'''

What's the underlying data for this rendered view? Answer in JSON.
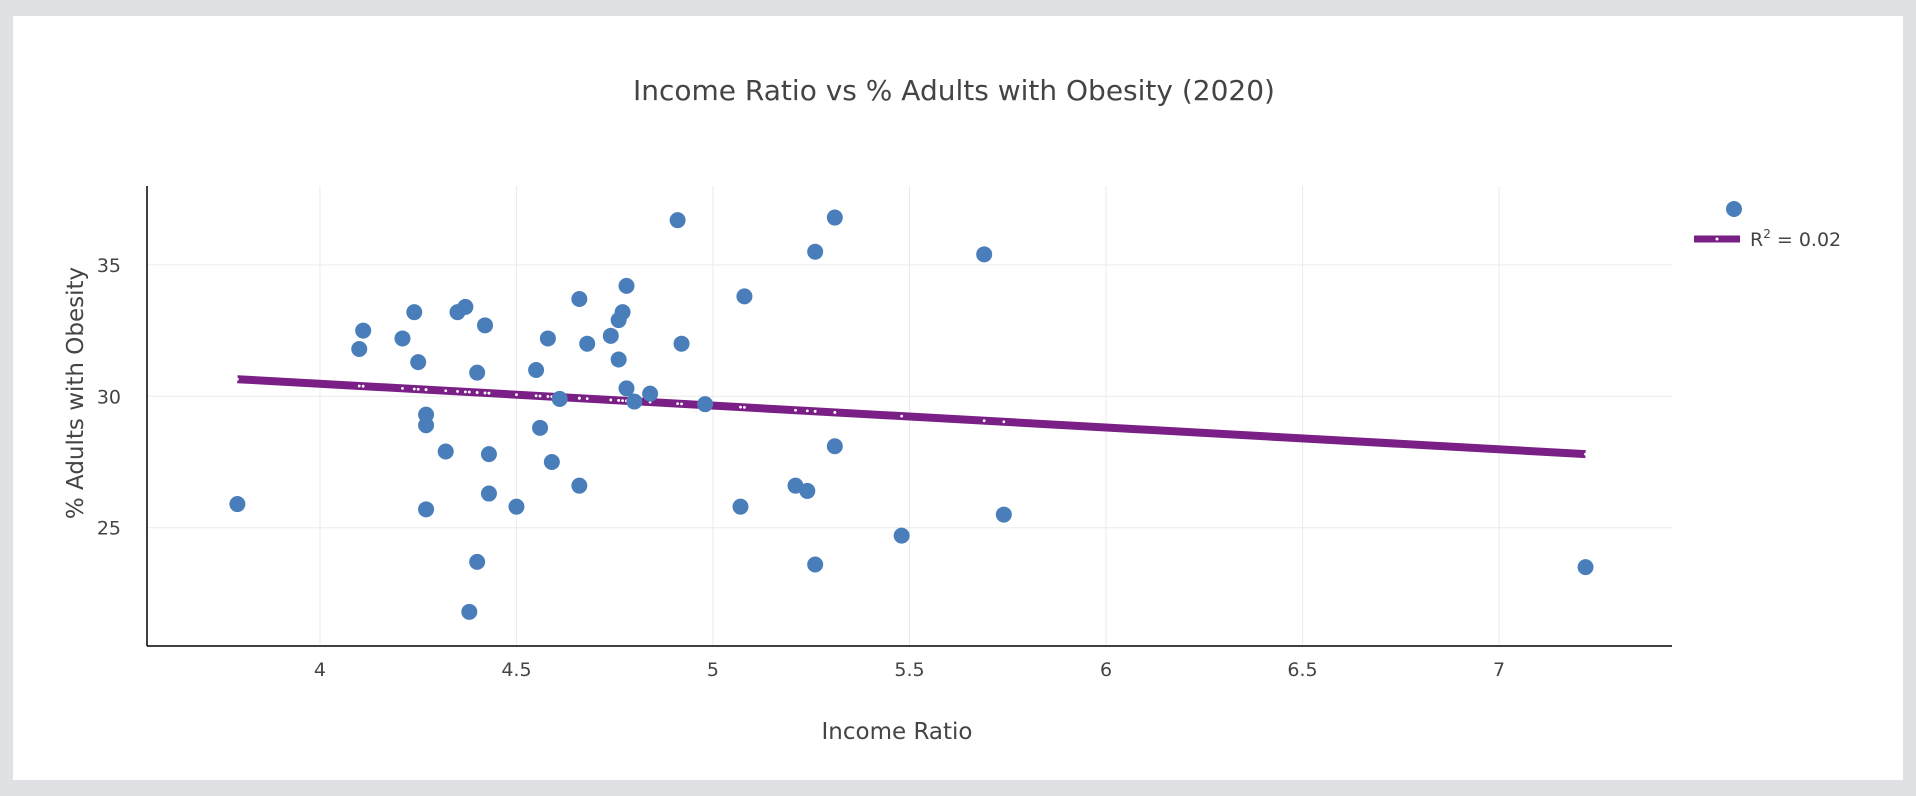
{
  "chart_data": {
    "type": "scatter",
    "title": "Income Ratio vs % Adults with Obesity (2020)",
    "xlabel": "Income Ratio",
    "ylabel": "% Adults with Obesity",
    "xlim": [
      3.56,
      7.44
    ],
    "ylim": [
      20.5,
      38.0
    ],
    "xticks": [
      "4",
      "4.5",
      "5",
      "5.5",
      "6",
      "6.5",
      "7"
    ],
    "yticks": [
      "25",
      "30",
      "35"
    ],
    "grid": true,
    "legend_position": "top-right",
    "colors": {
      "points": "#4a7ebb",
      "trendline": "#7a1f86",
      "grid": "#ebebeb",
      "axis": "#000000"
    },
    "series": [
      {
        "type": "scatter",
        "points": [
          [
            3.79,
            25.9
          ],
          [
            4.11,
            32.5
          ],
          [
            4.1,
            31.8
          ],
          [
            4.21,
            32.2
          ],
          [
            4.24,
            33.2
          ],
          [
            4.25,
            31.3
          ],
          [
            4.27,
            29.3
          ],
          [
            4.27,
            28.9
          ],
          [
            4.27,
            25.7
          ],
          [
            4.32,
            27.9
          ],
          [
            4.35,
            33.2
          ],
          [
            4.37,
            33.4
          ],
          [
            4.4,
            30.9
          ],
          [
            4.42,
            32.7
          ],
          [
            4.43,
            27.8
          ],
          [
            4.43,
            26.3
          ],
          [
            4.4,
            23.7
          ],
          [
            4.38,
            21.8
          ],
          [
            4.5,
            25.8
          ],
          [
            4.55,
            31.0
          ],
          [
            4.56,
            28.8
          ],
          [
            4.58,
            32.2
          ],
          [
            4.59,
            27.5
          ],
          [
            4.61,
            29.9
          ],
          [
            4.66,
            33.7
          ],
          [
            4.66,
            26.6
          ],
          [
            4.68,
            32.0
          ],
          [
            4.74,
            32.3
          ],
          [
            4.76,
            31.4
          ],
          [
            4.76,
            32.9
          ],
          [
            4.77,
            33.2
          ],
          [
            4.78,
            34.2
          ],
          [
            4.78,
            30.3
          ],
          [
            4.8,
            29.8
          ],
          [
            4.84,
            30.1
          ],
          [
            4.91,
            36.7
          ],
          [
            4.92,
            32.0
          ],
          [
            4.98,
            29.7
          ],
          [
            5.07,
            25.8
          ],
          [
            5.08,
            33.8
          ],
          [
            5.21,
            26.6
          ],
          [
            5.24,
            26.4
          ],
          [
            5.26,
            35.5
          ],
          [
            5.26,
            23.6
          ],
          [
            5.31,
            36.8
          ],
          [
            5.31,
            28.1
          ],
          [
            5.48,
            24.7
          ],
          [
            5.69,
            35.4
          ],
          [
            5.74,
            25.5
          ],
          [
            7.22,
            23.5
          ]
        ]
      },
      {
        "type": "line",
        "name": "R² = 0.02",
        "x": [
          3.79,
          7.22
        ],
        "y": [
          30.65,
          27.8
        ]
      }
    ],
    "legend": {
      "trend_prefix": "R",
      "trend_sup": "2",
      "trend_suffix": " = 0.02"
    }
  }
}
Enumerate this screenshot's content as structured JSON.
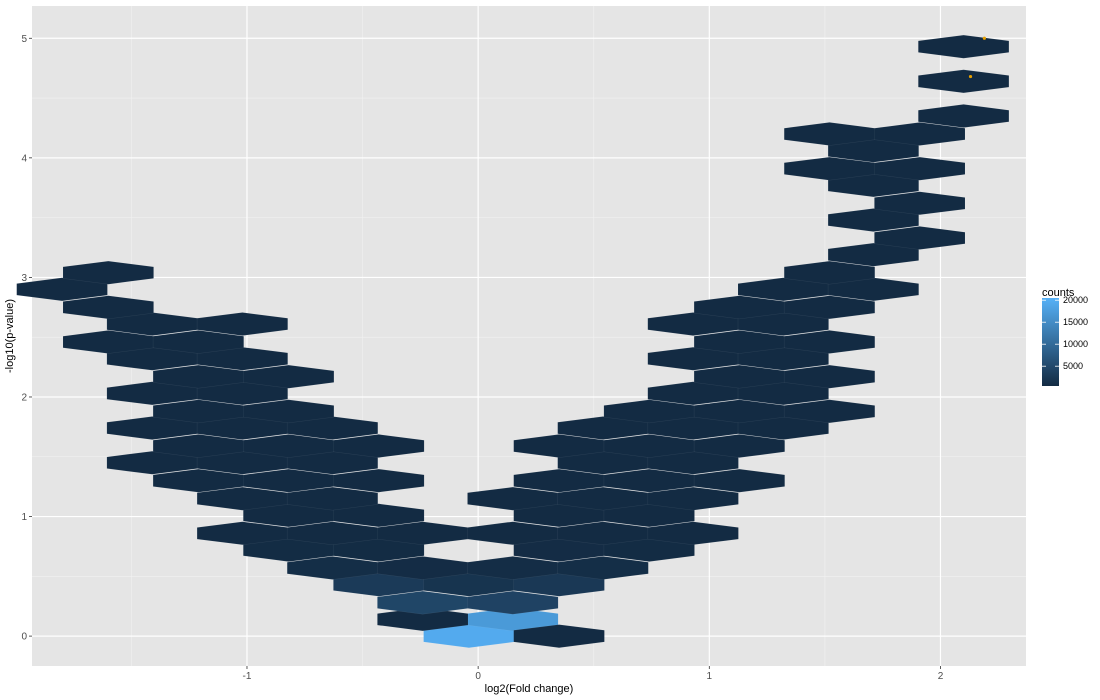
{
  "chart_data": {
    "type": "hexbin",
    "xlabel": "log2(Fold change)",
    "ylabel": "-log10(p-value)",
    "xlim": [
      -1.93,
      2.37
    ],
    "ylim": [
      -0.25,
      5.27
    ],
    "x_ticks": [
      -1,
      0,
      1,
      2
    ],
    "y_ticks": [
      0,
      1,
      2,
      3,
      4,
      5
    ],
    "grid": true,
    "background": "#e5e5e5",
    "hex_x_step": 0.392,
    "hex_y_step": 0.145,
    "legend": {
      "title": "counts",
      "labels": [
        "20000",
        "15000",
        "10000",
        "5000"
      ],
      "values": [
        20000,
        15000,
        10000,
        5000
      ],
      "min": 500,
      "max": 20500,
      "low_color": "#132b43",
      "high_color": "#56b1f7",
      "placement": "right"
    },
    "bins": [
      {
        "x": -0.04,
        "y": 0.0,
        "count": 19500
      },
      {
        "x": 0.15,
        "y": 0.14,
        "count": 17000
      },
      {
        "x": -0.24,
        "y": 0.14,
        "count": 400
      },
      {
        "x": 0.35,
        "y": 0.0,
        "count": 400
      },
      {
        "x": -0.24,
        "y": 0.28,
        "count": 4500
      },
      {
        "x": 0.15,
        "y": 0.28,
        "count": 4000
      },
      {
        "x": -0.43,
        "y": 0.43,
        "count": 2800
      },
      {
        "x": -0.04,
        "y": 0.43,
        "count": 1800
      },
      {
        "x": 0.35,
        "y": 0.43,
        "count": 2500
      },
      {
        "x": -0.63,
        "y": 0.57,
        "count": 900
      },
      {
        "x": -0.24,
        "y": 0.57,
        "count": 700
      },
      {
        "x": 0.15,
        "y": 0.57,
        "count": 800
      },
      {
        "x": 0.54,
        "y": 0.57,
        "count": 900
      },
      {
        "x": -0.82,
        "y": 0.72,
        "count": 600
      },
      {
        "x": -0.43,
        "y": 0.72,
        "count": 600
      },
      {
        "x": 0.35,
        "y": 0.72,
        "count": 700
      },
      {
        "x": 0.74,
        "y": 0.72,
        "count": 600
      },
      {
        "x": -1.02,
        "y": 0.86,
        "count": 400
      },
      {
        "x": -0.63,
        "y": 0.86,
        "count": 500
      },
      {
        "x": -0.24,
        "y": 0.86,
        "count": 400
      },
      {
        "x": 0.15,
        "y": 0.86,
        "count": 400
      },
      {
        "x": 0.54,
        "y": 0.86,
        "count": 500
      },
      {
        "x": 0.93,
        "y": 0.86,
        "count": 400
      },
      {
        "x": -0.82,
        "y": 1.01,
        "count": 500
      },
      {
        "x": -0.43,
        "y": 1.01,
        "count": 400
      },
      {
        "x": 0.35,
        "y": 1.01,
        "count": 400
      },
      {
        "x": 0.74,
        "y": 1.01,
        "count": 500
      },
      {
        "x": -1.02,
        "y": 1.15,
        "count": 400
      },
      {
        "x": -0.63,
        "y": 1.15,
        "count": 400
      },
      {
        "x": 0.15,
        "y": 1.15,
        "count": 300
      },
      {
        "x": 0.54,
        "y": 1.15,
        "count": 400
      },
      {
        "x": 0.93,
        "y": 1.15,
        "count": 400
      },
      {
        "x": -1.21,
        "y": 1.3,
        "count": 300
      },
      {
        "x": -0.82,
        "y": 1.3,
        "count": 300
      },
      {
        "x": -0.43,
        "y": 1.3,
        "count": 300
      },
      {
        "x": 0.35,
        "y": 1.3,
        "count": 300
      },
      {
        "x": 0.74,
        "y": 1.3,
        "count": 300
      },
      {
        "x": 1.13,
        "y": 1.3,
        "count": 300
      },
      {
        "x": -1.41,
        "y": 1.45,
        "count": 300
      },
      {
        "x": -1.02,
        "y": 1.45,
        "count": 300
      },
      {
        "x": -0.63,
        "y": 1.45,
        "count": 300
      },
      {
        "x": 0.54,
        "y": 1.45,
        "count": 300
      },
      {
        "x": 0.93,
        "y": 1.45,
        "count": 300
      },
      {
        "x": -1.21,
        "y": 1.59,
        "count": 300
      },
      {
        "x": -0.82,
        "y": 1.59,
        "count": 300
      },
      {
        "x": -0.43,
        "y": 1.59,
        "count": 300
      },
      {
        "x": 0.35,
        "y": 1.59,
        "count": 300
      },
      {
        "x": 0.74,
        "y": 1.59,
        "count": 300
      },
      {
        "x": 1.13,
        "y": 1.59,
        "count": 300
      },
      {
        "x": -1.41,
        "y": 1.74,
        "count": 300
      },
      {
        "x": -1.02,
        "y": 1.74,
        "count": 300
      },
      {
        "x": -0.63,
        "y": 1.74,
        "count": 300
      },
      {
        "x": 0.54,
        "y": 1.74,
        "count": 300
      },
      {
        "x": 0.93,
        "y": 1.74,
        "count": 300
      },
      {
        "x": 1.32,
        "y": 1.74,
        "count": 300
      },
      {
        "x": -1.21,
        "y": 1.88,
        "count": 300
      },
      {
        "x": -0.82,
        "y": 1.88,
        "count": 300
      },
      {
        "x": 0.74,
        "y": 1.88,
        "count": 300
      },
      {
        "x": 1.13,
        "y": 1.88,
        "count": 300
      },
      {
        "x": 1.52,
        "y": 1.88,
        "count": 300
      },
      {
        "x": -1.41,
        "y": 2.03,
        "count": 300
      },
      {
        "x": -1.02,
        "y": 2.03,
        "count": 300
      },
      {
        "x": 0.93,
        "y": 2.03,
        "count": 300
      },
      {
        "x": 1.32,
        "y": 2.03,
        "count": 300
      },
      {
        "x": -1.21,
        "y": 2.17,
        "count": 300
      },
      {
        "x": -0.82,
        "y": 2.17,
        "count": 300
      },
      {
        "x": 1.13,
        "y": 2.17,
        "count": 300
      },
      {
        "x": 1.52,
        "y": 2.17,
        "count": 300
      },
      {
        "x": -1.41,
        "y": 2.32,
        "count": 300
      },
      {
        "x": -1.02,
        "y": 2.32,
        "count": 300
      },
      {
        "x": 0.93,
        "y": 2.32,
        "count": 300
      },
      {
        "x": 1.32,
        "y": 2.32,
        "count": 300
      },
      {
        "x": -1.6,
        "y": 2.46,
        "count": 300
      },
      {
        "x": -1.21,
        "y": 2.46,
        "count": 300
      },
      {
        "x": 1.13,
        "y": 2.46,
        "count": 300
      },
      {
        "x": 1.52,
        "y": 2.46,
        "count": 300
      },
      {
        "x": -1.41,
        "y": 2.61,
        "count": 300
      },
      {
        "x": -1.02,
        "y": 2.61,
        "count": 300
      },
      {
        "x": 0.93,
        "y": 2.61,
        "count": 300
      },
      {
        "x": 1.32,
        "y": 2.61,
        "count": 300
      },
      {
        "x": -1.6,
        "y": 2.75,
        "count": 300
      },
      {
        "x": 1.13,
        "y": 2.75,
        "count": 300
      },
      {
        "x": 1.52,
        "y": 2.75,
        "count": 300
      },
      {
        "x": -1.8,
        "y": 2.9,
        "count": 300
      },
      {
        "x": 1.32,
        "y": 2.9,
        "count": 300
      },
      {
        "x": 1.71,
        "y": 2.9,
        "count": 300
      },
      {
        "x": -1.6,
        "y": 3.04,
        "count": 300
      },
      {
        "x": 1.52,
        "y": 3.04,
        "count": 300
      },
      {
        "x": 1.71,
        "y": 3.19,
        "count": 300
      },
      {
        "x": 1.91,
        "y": 3.33,
        "count": 300
      },
      {
        "x": 1.71,
        "y": 3.48,
        "count": 300
      },
      {
        "x": 1.91,
        "y": 3.62,
        "count": 300
      },
      {
        "x": 1.71,
        "y": 3.77,
        "count": 300
      },
      {
        "x": 1.52,
        "y": 3.91,
        "count": 300
      },
      {
        "x": 1.91,
        "y": 3.91,
        "count": 300
      },
      {
        "x": 1.71,
        "y": 4.06,
        "count": 300
      },
      {
        "x": 1.52,
        "y": 4.2,
        "count": 300
      },
      {
        "x": 1.91,
        "y": 4.2,
        "count": 300
      },
      {
        "x": 2.1,
        "y": 4.35,
        "count": 300
      },
      {
        "x": 2.1,
        "y": 4.64,
        "count": 300
      },
      {
        "x": 2.1,
        "y": 4.93,
        "count": 300
      }
    ],
    "highlight_points": [
      {
        "x": 2.13,
        "y": 4.68,
        "color": "#e69f00"
      },
      {
        "x": 2.19,
        "y": 5.0,
        "color": "#e69f00"
      }
    ]
  }
}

'''

Stated exercise:
Lines from the records above that hold "Ratio" are the ones to list.

Finished answer:
    "title": "Income Ratio vs % Adults with Obesity (2020)",
    "xlabel": "Income Ratio",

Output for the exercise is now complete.